| WHAT TO WORK ON |
Give only the number of lines that include the string "demo".

| GIVEN DATA |
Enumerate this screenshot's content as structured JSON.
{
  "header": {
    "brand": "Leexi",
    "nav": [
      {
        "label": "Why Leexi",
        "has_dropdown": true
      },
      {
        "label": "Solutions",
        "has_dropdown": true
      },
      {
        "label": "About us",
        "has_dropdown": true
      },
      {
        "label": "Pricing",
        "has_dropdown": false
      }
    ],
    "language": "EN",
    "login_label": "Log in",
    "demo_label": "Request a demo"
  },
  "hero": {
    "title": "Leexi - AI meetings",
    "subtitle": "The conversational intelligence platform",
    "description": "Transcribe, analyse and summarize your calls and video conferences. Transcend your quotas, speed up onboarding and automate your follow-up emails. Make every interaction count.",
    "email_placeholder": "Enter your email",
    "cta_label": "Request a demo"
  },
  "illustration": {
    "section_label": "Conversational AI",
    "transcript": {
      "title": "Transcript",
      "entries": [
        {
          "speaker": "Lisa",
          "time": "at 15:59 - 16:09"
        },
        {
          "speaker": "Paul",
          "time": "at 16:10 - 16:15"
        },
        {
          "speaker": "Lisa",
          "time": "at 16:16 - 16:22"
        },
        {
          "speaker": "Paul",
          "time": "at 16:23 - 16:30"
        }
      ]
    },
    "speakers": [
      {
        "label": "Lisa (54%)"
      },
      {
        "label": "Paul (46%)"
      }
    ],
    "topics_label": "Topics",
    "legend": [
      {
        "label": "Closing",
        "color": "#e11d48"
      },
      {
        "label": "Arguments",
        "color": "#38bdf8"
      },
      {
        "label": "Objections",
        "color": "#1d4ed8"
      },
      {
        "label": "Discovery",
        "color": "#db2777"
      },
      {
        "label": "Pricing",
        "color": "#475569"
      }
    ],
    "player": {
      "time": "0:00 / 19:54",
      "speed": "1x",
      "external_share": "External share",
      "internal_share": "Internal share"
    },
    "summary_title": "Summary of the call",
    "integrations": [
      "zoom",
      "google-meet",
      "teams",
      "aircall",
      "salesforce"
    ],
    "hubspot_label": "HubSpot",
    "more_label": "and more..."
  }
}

| OUTPUT |
2